***** TEXT TO READ

Is it all procedural or editable?

Nice, it’s just that all those marching algos seems to create the same patters everwhere on low res voxel data. At least my brain thinks to see a pattern. But voxel based terrain is probably the future. Finally getting rid of the heightmap limitations and if you trust in papers, cheap indirect illumination

@haze said: Wouaw Really nice.

Is it all procedural or editable?

It’s procedural and editable… well the algorithm that generates the mesh doesn’t care… but I haven’t added editability to the app. That’s what you’d call a minor detail.

@zzuegg said: Nice, it's just that all those marching algos seems to create the same patters everwhere on low res voxel data. At least my brain thinks to see a pattern. But voxel based terrain is probably the future. Finally getting rid of the heightmap limitations and if you trust in papers, cheap indirect illumination

The net result is greatly influenced by the density function. A lot of people are just working from some number of fractal noise octaves (this being no different) and so the results will look kind of similar. But regardless of how you surface the density function (marching cubes or otherwise) it’s the density function that is controlling what the surface looks like. You may just more or less get more accurate surfaces from one algorithm over another.

**********

▶ [TASK OBJECTIVE]:
Can you reproduce the entire voxel terrain thread word for word? Work from the voxel terrain thread alone.

***** RAW RECORDS

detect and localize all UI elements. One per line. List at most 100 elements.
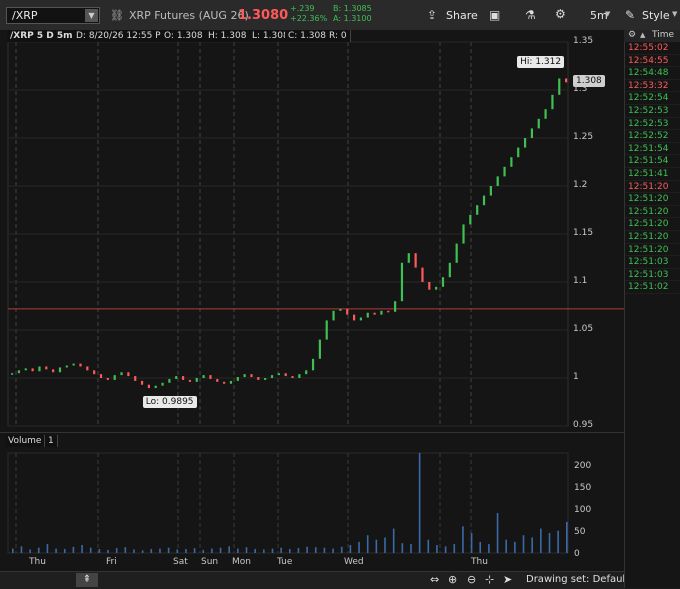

**********
***** RAW RECORDS

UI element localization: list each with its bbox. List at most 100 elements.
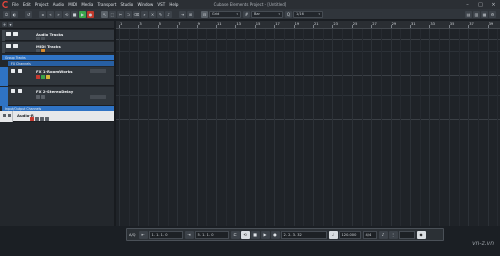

**********

▶ [RESULT]:
Is it all procedural or editable?

Nice, it’s just that all those marching algos seems to create the same patters everwhere on low res voxel data. At least my brain thinks to see a pattern. But voxel based terrain is probably the future. Finally getting rid of the heightmap limitations and if you trust in papers, cheap indirect illumination

@haze said: Wouaw Really nice.

Is it all procedural or editable?

It’s procedural and editable… well the algorithm that generates the mesh doesn’t care… but I haven’t added editability to the app. That’s what you’d call a minor detail.

@zzuegg said: Nice, it's just that all those marching algos seems to create the same patters everwhere on low res voxel data. At least my brain thinks to see a pattern. But voxel based terrain is probably the future. Finally getting rid of the heightmap limitations and if you trust in papers, cheap indirect illumination

The net result is greatly influenced by the density function. A lot of people are just working from some number of fractal noise octaves (this being no different) and so the results will look kind of similar. But regardless of how you surface the density function (marching cubes or otherwise) it’s the density function that is controlling what the surface looks like. You may just more or less get more accurate surfaces from one algorithm over another.